Task goal
Copy out the lines that include the word "Suppliers".

Recorded data:

--- BEGIN ---

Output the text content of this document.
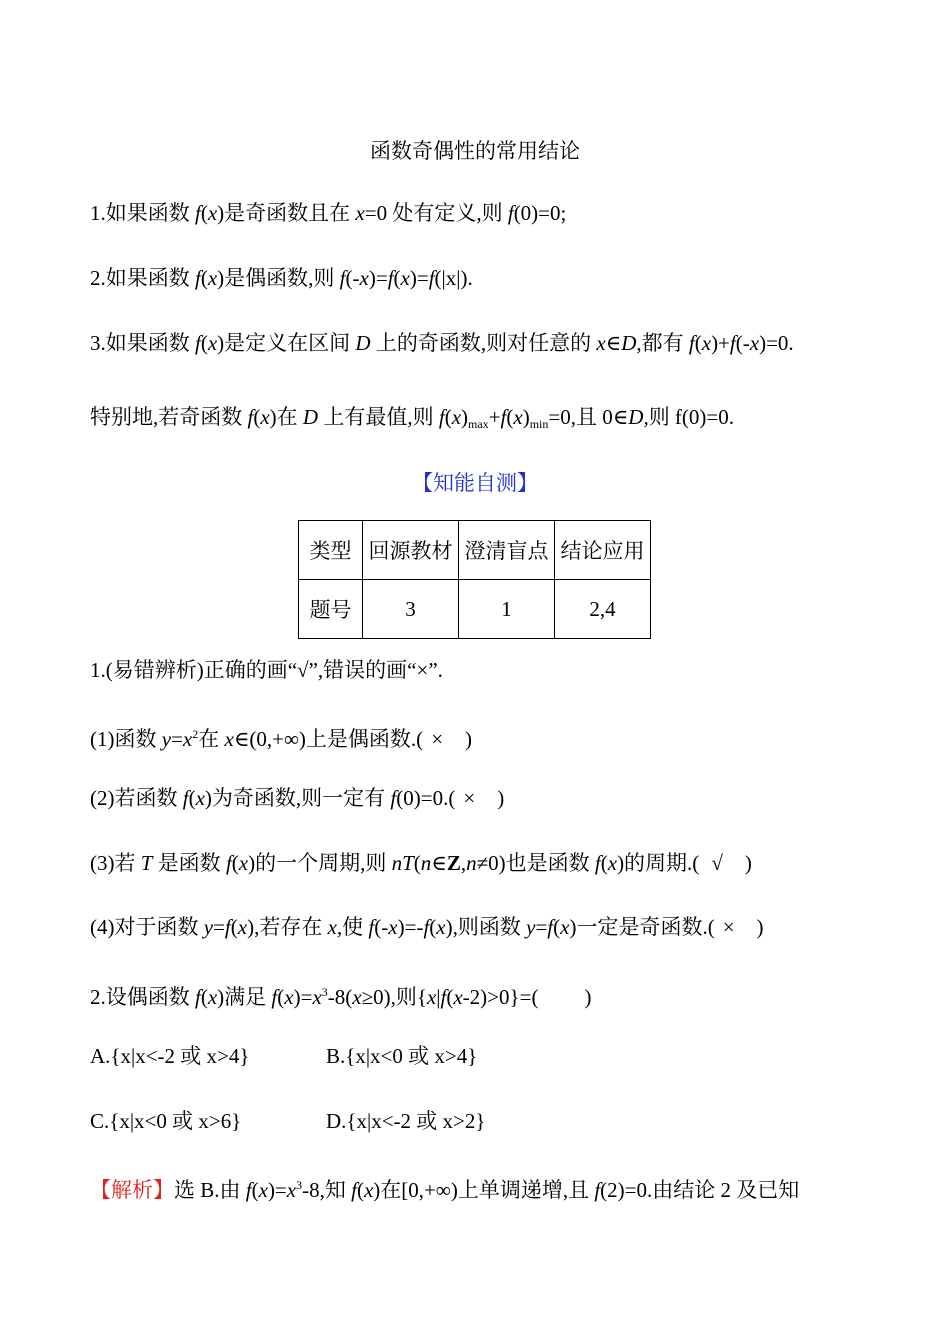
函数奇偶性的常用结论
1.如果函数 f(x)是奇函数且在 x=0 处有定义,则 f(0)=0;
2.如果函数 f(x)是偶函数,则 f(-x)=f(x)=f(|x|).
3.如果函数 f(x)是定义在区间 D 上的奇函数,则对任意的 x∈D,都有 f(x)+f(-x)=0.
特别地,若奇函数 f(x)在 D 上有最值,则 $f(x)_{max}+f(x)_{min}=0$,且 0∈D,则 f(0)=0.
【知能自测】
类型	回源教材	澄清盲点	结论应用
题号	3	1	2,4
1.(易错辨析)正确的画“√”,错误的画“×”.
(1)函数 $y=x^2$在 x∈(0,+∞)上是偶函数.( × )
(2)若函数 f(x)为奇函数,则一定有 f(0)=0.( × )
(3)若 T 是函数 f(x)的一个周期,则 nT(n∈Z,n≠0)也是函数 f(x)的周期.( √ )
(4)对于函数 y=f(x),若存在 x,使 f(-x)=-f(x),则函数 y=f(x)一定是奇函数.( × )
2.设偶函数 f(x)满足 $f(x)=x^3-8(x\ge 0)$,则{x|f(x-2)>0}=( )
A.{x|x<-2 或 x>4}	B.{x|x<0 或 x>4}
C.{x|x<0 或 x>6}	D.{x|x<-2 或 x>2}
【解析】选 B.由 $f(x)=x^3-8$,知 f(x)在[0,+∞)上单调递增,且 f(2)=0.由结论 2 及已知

--- END ---
--- BEGIN ---

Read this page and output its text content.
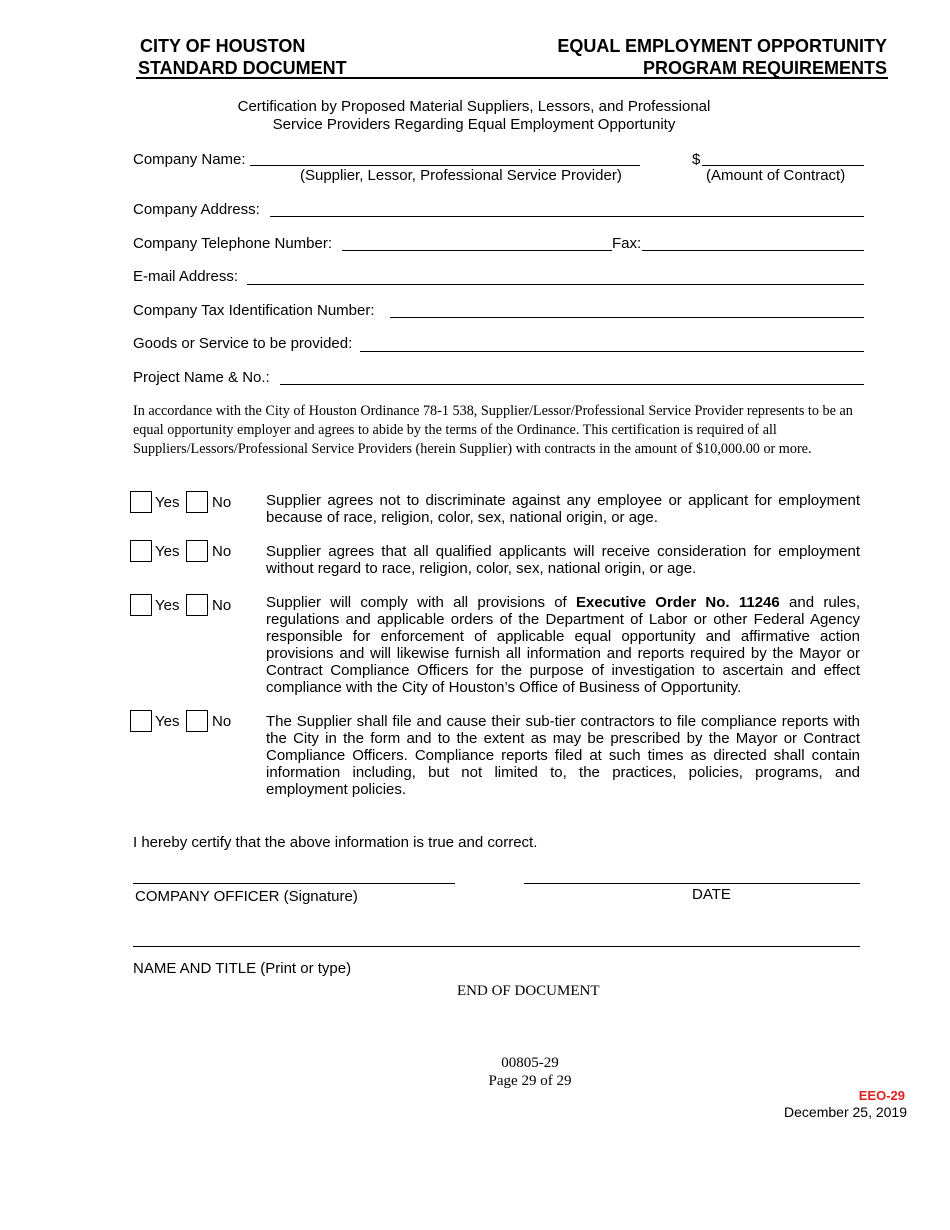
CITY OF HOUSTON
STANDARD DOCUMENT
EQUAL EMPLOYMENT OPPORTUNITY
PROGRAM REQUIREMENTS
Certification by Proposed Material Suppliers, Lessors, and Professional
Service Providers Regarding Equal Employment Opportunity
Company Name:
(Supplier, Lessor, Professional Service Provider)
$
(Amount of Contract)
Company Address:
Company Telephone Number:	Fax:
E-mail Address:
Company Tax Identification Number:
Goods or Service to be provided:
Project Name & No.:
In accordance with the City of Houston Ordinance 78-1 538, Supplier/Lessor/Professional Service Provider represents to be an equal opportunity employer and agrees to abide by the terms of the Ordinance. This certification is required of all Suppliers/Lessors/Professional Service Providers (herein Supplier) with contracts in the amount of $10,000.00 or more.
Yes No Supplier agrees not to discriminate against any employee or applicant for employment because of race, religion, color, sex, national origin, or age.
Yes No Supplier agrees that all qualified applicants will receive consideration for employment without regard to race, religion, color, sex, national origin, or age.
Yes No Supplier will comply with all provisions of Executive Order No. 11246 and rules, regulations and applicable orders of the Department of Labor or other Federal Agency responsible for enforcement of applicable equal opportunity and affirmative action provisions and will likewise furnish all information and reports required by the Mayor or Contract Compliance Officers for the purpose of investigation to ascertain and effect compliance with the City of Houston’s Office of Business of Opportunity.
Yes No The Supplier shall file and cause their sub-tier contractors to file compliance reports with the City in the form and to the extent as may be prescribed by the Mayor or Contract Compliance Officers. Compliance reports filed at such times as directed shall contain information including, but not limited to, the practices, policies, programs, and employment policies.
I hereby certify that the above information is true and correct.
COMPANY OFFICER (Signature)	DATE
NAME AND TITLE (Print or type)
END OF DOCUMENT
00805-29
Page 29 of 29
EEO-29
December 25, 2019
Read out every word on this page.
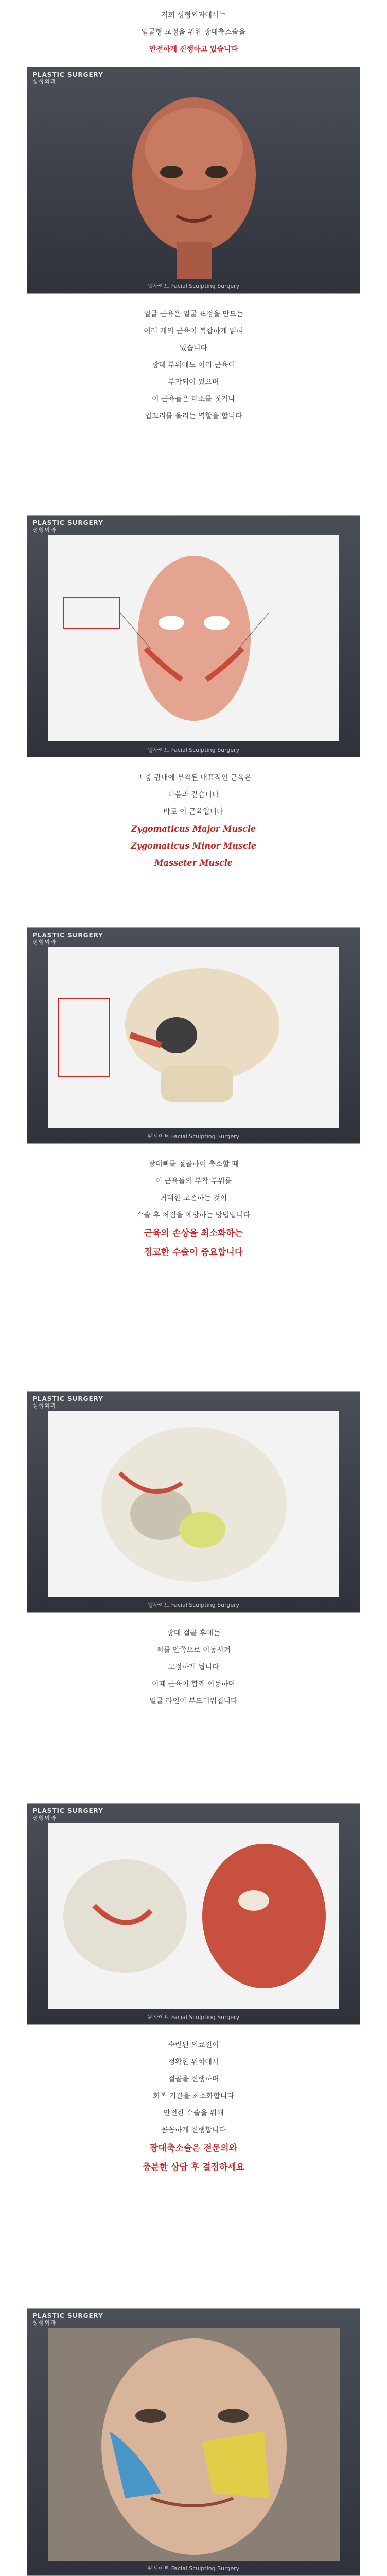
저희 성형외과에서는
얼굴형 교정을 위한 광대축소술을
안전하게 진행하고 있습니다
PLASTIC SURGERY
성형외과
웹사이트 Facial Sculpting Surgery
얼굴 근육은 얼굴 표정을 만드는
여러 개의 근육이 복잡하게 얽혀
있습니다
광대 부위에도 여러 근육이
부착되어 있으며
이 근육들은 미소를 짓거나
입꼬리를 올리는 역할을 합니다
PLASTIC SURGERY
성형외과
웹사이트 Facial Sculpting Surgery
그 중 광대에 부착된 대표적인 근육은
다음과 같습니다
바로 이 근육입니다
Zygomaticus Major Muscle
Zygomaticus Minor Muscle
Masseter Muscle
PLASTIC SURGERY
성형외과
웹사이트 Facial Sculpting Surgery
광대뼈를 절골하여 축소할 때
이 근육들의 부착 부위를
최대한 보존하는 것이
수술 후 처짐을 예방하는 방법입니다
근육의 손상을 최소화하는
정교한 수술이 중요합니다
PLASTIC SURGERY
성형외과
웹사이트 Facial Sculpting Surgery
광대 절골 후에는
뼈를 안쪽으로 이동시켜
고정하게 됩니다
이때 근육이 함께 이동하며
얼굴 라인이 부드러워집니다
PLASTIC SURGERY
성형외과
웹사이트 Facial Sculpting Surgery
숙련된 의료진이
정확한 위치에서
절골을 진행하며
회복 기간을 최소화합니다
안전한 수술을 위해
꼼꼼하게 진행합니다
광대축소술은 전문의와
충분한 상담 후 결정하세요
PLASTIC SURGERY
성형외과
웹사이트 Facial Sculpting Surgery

--- END ---

Answer
Certification by Proposed Material Suppliers, Lessors, and Professional
In accordance with the City of Houston Ordinance 78-1 538, Supplier/Lessor/Professional Service Provider represents to be an equal opportunity employer and agrees to abide by the terms of the Ordinance. This certification is required of all Suppliers/Lessors/Professional Service Providers (herein Supplier) with contracts in the amount of $10,000.00 or more.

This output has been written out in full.